● DATASET ROWS
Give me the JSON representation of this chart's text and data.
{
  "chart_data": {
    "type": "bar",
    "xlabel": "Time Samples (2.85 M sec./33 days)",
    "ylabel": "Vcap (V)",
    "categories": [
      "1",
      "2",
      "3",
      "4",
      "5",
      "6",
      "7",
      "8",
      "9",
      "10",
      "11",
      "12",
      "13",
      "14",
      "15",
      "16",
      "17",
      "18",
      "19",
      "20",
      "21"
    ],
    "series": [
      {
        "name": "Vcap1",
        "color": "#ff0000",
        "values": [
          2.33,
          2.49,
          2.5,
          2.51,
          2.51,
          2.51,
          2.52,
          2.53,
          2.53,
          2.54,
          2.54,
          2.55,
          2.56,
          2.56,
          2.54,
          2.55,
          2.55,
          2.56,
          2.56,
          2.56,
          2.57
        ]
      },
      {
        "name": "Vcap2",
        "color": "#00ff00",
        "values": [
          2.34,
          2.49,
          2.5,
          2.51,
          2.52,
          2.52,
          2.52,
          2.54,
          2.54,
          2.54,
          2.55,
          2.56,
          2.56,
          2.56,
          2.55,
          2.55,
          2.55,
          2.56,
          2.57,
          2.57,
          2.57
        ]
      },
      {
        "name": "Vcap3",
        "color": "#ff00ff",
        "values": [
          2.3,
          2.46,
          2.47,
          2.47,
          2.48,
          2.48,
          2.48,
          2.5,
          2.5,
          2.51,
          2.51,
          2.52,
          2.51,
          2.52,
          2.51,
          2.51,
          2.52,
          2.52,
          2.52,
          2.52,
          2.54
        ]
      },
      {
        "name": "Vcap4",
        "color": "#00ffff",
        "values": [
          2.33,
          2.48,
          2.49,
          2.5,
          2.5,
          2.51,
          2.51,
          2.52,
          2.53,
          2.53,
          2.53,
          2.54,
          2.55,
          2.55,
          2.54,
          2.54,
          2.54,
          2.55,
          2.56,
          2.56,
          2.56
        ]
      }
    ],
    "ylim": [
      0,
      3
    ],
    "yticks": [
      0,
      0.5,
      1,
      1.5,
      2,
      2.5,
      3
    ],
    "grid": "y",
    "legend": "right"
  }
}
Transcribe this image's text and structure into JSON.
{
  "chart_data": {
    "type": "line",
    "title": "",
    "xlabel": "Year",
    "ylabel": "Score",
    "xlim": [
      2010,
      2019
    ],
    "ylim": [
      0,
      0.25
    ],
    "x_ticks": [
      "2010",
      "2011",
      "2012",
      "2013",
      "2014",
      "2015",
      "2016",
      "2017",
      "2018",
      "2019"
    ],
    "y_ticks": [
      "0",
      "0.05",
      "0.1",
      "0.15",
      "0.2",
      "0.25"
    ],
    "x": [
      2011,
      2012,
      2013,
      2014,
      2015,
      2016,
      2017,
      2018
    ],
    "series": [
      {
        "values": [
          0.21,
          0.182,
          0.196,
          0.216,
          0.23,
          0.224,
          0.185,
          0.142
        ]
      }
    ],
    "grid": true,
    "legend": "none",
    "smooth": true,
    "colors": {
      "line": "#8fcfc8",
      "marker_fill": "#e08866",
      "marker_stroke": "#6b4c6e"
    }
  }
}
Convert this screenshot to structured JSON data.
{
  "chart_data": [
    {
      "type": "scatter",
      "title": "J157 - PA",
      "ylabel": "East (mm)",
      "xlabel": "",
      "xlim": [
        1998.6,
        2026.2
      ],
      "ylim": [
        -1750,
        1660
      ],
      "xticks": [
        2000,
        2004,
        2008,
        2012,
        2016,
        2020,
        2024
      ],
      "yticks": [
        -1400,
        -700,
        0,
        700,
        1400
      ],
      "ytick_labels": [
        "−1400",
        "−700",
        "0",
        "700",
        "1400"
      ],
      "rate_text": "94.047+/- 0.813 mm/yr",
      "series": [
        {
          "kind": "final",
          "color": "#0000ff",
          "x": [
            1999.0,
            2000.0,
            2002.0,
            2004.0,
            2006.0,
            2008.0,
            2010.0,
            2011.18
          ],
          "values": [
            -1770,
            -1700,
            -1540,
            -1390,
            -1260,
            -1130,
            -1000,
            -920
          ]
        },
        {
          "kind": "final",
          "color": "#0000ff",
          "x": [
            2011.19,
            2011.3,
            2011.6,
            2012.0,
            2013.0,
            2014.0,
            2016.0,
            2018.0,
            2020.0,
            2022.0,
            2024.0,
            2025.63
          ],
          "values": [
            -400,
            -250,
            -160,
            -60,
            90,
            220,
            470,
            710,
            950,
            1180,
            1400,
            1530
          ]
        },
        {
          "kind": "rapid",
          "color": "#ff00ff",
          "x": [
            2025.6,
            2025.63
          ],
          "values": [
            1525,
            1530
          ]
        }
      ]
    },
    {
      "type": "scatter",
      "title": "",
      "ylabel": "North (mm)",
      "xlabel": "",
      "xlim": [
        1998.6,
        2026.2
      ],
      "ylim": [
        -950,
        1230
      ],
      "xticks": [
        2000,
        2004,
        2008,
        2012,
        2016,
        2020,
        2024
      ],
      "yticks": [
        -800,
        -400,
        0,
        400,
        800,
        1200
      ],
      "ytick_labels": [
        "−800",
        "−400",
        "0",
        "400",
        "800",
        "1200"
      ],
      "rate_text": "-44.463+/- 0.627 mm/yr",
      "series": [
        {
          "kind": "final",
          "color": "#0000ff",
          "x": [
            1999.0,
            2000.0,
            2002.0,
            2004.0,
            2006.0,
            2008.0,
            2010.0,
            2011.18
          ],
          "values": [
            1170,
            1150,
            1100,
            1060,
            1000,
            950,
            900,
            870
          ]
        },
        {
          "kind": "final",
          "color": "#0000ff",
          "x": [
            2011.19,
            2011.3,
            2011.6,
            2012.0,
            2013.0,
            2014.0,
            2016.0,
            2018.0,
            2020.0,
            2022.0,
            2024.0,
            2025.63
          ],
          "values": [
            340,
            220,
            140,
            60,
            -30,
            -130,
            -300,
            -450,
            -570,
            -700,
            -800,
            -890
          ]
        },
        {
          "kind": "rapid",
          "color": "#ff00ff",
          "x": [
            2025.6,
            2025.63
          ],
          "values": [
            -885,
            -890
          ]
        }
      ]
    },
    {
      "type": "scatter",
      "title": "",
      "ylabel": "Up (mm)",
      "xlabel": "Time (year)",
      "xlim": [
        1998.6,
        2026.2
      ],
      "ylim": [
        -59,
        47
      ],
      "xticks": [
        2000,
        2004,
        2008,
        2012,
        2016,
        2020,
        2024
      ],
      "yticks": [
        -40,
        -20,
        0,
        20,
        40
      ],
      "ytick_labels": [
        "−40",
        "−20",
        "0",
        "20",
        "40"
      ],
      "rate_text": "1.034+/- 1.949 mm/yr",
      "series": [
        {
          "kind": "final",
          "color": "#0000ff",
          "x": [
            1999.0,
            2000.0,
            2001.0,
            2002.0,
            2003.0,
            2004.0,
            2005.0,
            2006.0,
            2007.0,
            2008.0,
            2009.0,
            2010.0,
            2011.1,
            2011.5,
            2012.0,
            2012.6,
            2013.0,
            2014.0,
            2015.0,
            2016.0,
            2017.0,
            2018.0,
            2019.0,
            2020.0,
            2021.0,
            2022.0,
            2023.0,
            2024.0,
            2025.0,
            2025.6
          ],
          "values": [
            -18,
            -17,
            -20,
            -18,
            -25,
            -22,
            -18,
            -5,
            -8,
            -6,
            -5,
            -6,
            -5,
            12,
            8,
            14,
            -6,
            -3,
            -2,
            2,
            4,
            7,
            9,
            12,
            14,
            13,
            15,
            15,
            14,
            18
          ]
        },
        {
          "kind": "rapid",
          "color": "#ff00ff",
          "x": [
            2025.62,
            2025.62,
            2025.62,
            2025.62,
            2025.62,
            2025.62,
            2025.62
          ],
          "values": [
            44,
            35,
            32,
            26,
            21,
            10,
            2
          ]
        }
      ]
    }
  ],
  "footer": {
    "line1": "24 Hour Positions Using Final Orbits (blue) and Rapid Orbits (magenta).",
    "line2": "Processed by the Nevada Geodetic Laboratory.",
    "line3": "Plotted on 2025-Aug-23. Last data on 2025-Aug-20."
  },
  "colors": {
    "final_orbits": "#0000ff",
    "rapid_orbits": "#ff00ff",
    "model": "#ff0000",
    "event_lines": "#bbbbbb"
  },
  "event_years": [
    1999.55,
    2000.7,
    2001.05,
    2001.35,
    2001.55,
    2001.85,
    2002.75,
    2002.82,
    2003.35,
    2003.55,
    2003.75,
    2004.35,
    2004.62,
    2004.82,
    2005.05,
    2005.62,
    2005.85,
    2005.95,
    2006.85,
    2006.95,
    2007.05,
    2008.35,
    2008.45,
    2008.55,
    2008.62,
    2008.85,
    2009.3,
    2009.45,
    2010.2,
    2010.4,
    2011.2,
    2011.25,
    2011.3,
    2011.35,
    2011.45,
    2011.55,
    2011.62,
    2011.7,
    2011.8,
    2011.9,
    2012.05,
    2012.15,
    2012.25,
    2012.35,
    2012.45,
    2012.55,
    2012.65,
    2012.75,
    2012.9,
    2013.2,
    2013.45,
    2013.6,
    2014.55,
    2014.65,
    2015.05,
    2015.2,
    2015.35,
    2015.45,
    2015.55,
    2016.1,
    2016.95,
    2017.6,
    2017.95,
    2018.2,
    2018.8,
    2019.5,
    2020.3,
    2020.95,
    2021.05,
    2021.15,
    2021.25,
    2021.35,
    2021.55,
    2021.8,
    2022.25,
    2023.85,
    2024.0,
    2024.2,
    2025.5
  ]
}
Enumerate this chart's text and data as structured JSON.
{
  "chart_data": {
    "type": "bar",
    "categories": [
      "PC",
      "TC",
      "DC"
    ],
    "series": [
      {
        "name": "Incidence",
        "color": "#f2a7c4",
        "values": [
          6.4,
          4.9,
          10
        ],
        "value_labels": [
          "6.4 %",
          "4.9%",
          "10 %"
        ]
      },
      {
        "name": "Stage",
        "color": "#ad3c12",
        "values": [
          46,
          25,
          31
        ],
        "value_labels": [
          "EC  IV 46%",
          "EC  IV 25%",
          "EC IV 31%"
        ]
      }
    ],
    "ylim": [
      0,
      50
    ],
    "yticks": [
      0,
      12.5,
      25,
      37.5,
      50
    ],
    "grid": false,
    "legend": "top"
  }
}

● DESCRIPTION OF THE TASK
Give back exactly the lines from the one containing "Enumerate this chart's" to the end of the material, both ends included.

● REPLY TO THE TASK
Enumerate this chart's text and data as structured JSON.
{
  "chart_data": {
    "type": "bar",
    "categories": [
      "PC",
      "TC",
      "DC"
    ],
    "series": [
      {
        "name": "Incidence",
        "color": "#f2a7c4",
        "values": [
          6.4,
          4.9,
          10
        ],
        "value_labels": [
          "6.4 %",
          "4.9%",
          "10 %"
        ]
      },
      {
        "name": "Stage",
        "color": "#ad3c12",
        "values": [
          46,
          25,
          31
        ],
        "value_labels": [
          "EC  IV 46%",
          "EC  IV 25%",
          "EC IV 31%"
        ]
      }
    ],
    "ylim": [
      0,
      50
    ],
    "yticks": [
      0,
      12.5,
      25,
      37.5,
      50
    ],
    "grid": false,
    "legend": "top"
  }
}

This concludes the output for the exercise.